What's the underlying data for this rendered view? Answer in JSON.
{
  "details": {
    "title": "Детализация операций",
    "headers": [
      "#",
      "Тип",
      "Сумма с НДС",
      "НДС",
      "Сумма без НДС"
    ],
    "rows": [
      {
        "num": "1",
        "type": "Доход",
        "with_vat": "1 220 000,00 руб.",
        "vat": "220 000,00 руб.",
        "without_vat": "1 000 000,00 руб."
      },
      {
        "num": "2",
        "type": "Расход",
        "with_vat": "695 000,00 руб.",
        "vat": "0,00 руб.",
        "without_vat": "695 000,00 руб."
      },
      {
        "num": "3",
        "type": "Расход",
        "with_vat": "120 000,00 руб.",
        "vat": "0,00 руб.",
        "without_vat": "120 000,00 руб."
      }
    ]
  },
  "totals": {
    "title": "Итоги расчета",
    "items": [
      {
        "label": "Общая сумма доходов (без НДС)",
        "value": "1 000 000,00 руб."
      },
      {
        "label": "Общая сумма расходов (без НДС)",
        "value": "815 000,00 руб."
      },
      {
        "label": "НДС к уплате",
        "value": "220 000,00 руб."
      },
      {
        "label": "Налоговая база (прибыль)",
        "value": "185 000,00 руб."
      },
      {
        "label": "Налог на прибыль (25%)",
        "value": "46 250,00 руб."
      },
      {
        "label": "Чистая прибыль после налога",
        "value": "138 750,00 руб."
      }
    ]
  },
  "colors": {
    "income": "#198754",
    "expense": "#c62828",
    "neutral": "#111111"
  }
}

* **WHAT IS REQUIRED**: Write out the listing once more, matching it exactly.

* **FINAL ANSWER**:
What's the underlying data for this rendered view? Answer in JSON.
{
  "details": {
    "title": "Детализация операций",
    "headers": [
      "#",
      "Тип",
      "Сумма с НДС",
      "НДС",
      "Сумма без НДС"
    ],
    "rows": [
      {
        "num": "1",
        "type": "Доход",
        "with_vat": "1 220 000,00 руб.",
        "vat": "220 000,00 руб.",
        "without_vat": "1 000 000,00 руб."
      },
      {
        "num": "2",
        "type": "Расход",
        "with_vat": "695 000,00 руб.",
        "vat": "0,00 руб.",
        "without_vat": "695 000,00 руб."
      },
      {
        "num": "3",
        "type": "Расход",
        "with_vat": "120 000,00 руб.",
        "vat": "0,00 руб.",
        "without_vat": "120 000,00 руб."
      }
    ]
  },
  "totals": {
    "title": "Итоги расчета",
    "items": [
      {
        "label": "Общая сумма доходов (без НДС)",
        "value": "1 000 000,00 руб."
      },
      {
        "label": "Общая сумма расходов (без НДС)",
        "value": "815 000,00 руб."
      },
      {
        "label": "НДС к уплате",
        "value": "220 000,00 руб."
      },
      {
        "label": "Налоговая база (прибыль)",
        "value": "185 000,00 руб."
      },
      {
        "label": "Налог на прибыль (25%)",
        "value": "46 250,00 руб."
      },
      {
        "label": "Чистая прибыль после налога",
        "value": "138 750,00 руб."
      }
    ]
  },
  "colors": {
    "income": "#198754",
    "expense": "#c62828",
    "neutral": "#111111"
  }
}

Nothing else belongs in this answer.